---- SOURCE MATERIAL
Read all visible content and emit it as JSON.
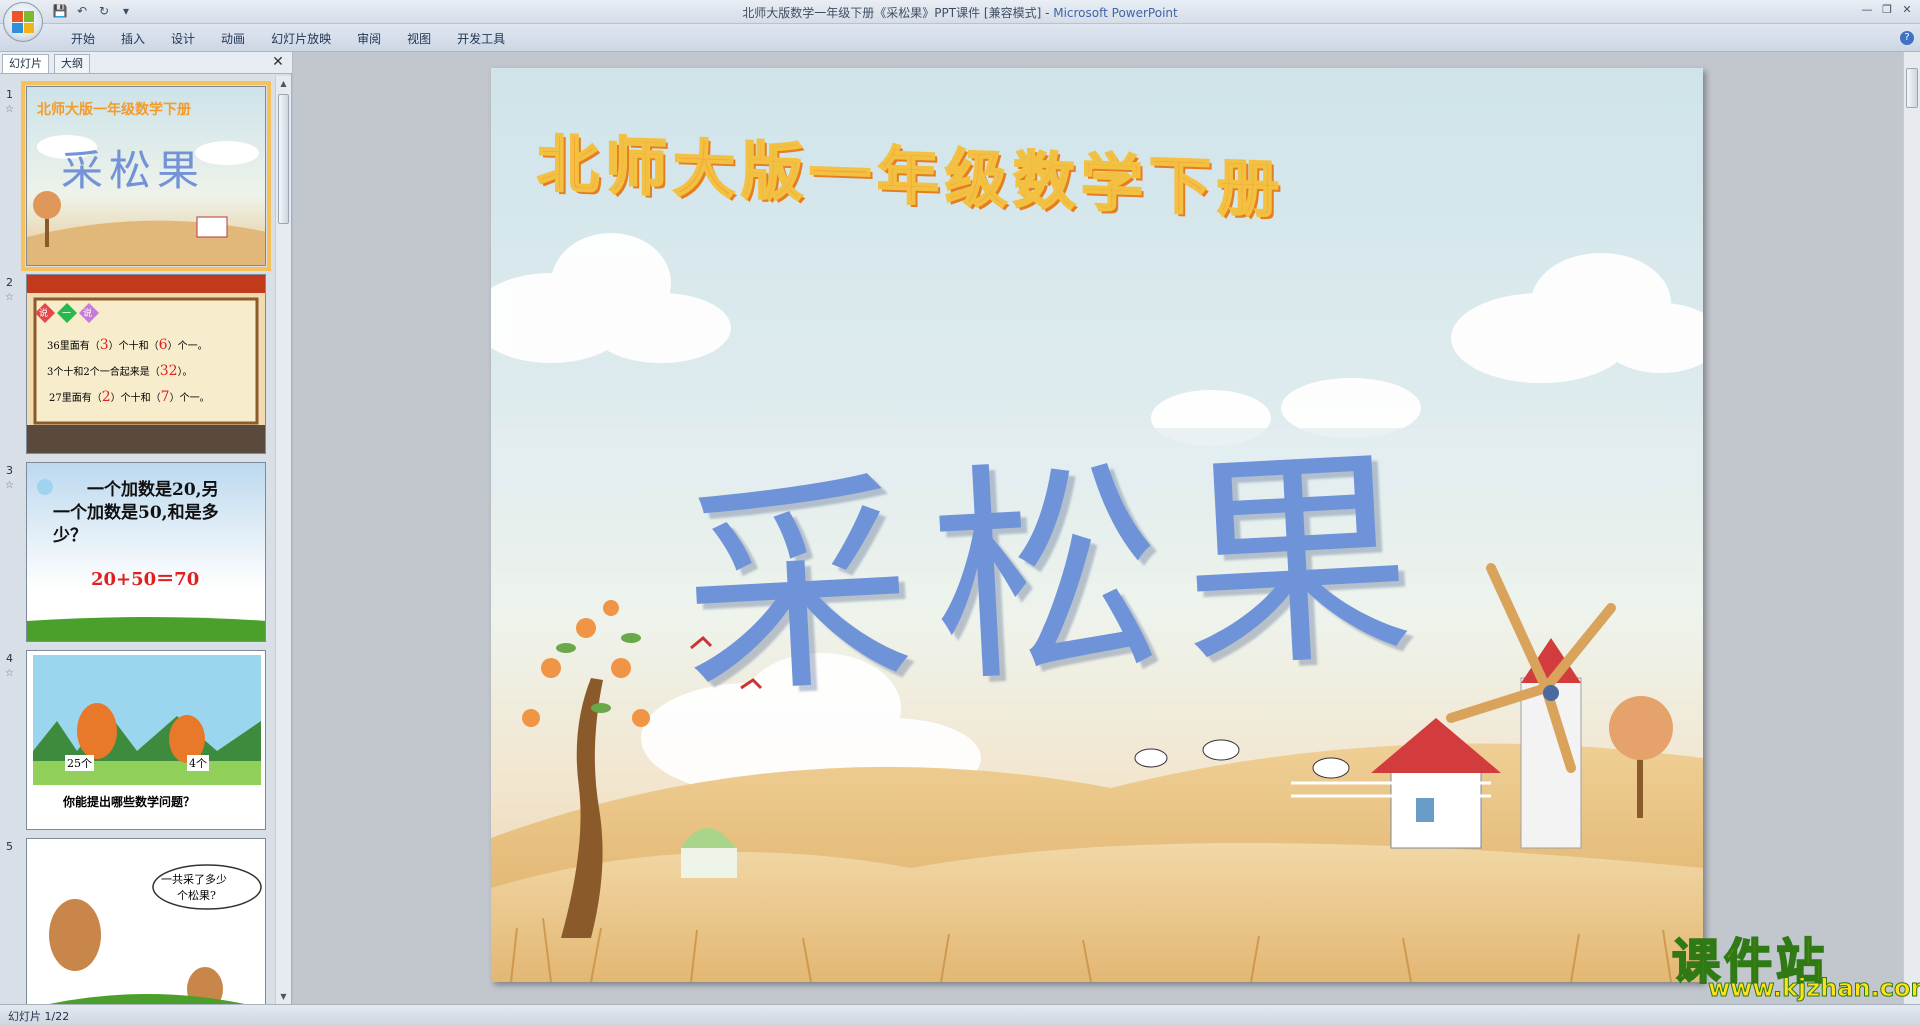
{
  "window": {
    "title_doc": "北师大版数学一年级下册《采松果》PPT课件 [兼容模式] - ",
    "title_app": "Microsoft PowerPoint"
  },
  "ribbon": {
    "tabs": [
      "开始",
      "插入",
      "设计",
      "动画",
      "幻灯片放映",
      "审阅",
      "视图",
      "开发工具"
    ]
  },
  "left_panel": {
    "tabs": [
      "幻灯片",
      "大纲"
    ],
    "active_tab": "幻灯片",
    "slides": [
      {
        "number": "1",
        "subtitle": "北师大版一年级数学下册",
        "title": "采松果"
      },
      {
        "number": "2",
        "badge": [
          "说",
          "一",
          "说"
        ],
        "lines": [
          {
            "pre": "36里面有（",
            "a": "3",
            "mid": "）个十和（",
            "b": "6",
            "post": "）个一。"
          },
          {
            "pre": "3个十和2个一合起来是（",
            "a": "32",
            "mid": "）。",
            "b": "",
            "post": ""
          },
          {
            "pre": "27里面有（",
            "a": "2",
            "mid": "）个十和（",
            "b": "7",
            "post": "）个一。"
          }
        ]
      },
      {
        "number": "3",
        "question_l1": "一个加数是20,另",
        "question_l2": "一个加数是50,和是多",
        "question_l3": "少？",
        "answer": "20+50＝70"
      },
      {
        "number": "4",
        "label_a": "25个",
        "label_b": "4个",
        "question": "你能提出哪些数学问题？"
      },
      {
        "number": "5",
        "bubble_l1": "一共采了多少",
        "bubble_l2": "个松果?"
      }
    ]
  },
  "slide": {
    "subtitle": "北师大版一年级数学下册",
    "title": "采松果"
  },
  "watermark": {
    "cn": "课件站",
    "url": "www.kjzhan.com"
  },
  "status": {
    "slide_indicator": "幻灯片 1/22"
  },
  "colors": {
    "ribbon_bg": "#d6dfea",
    "selection": "#f6c15a",
    "title_blue": "#6f93d8",
    "subtitle_orange": "#f7a23a"
  }
}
--------
BRIEF: Search the records above for "number". Copy each line where it is found.

SOLUTION:
        "number": "1",
        "number": "2",
        "number": "3",
        "number": "4",
        "number": "5",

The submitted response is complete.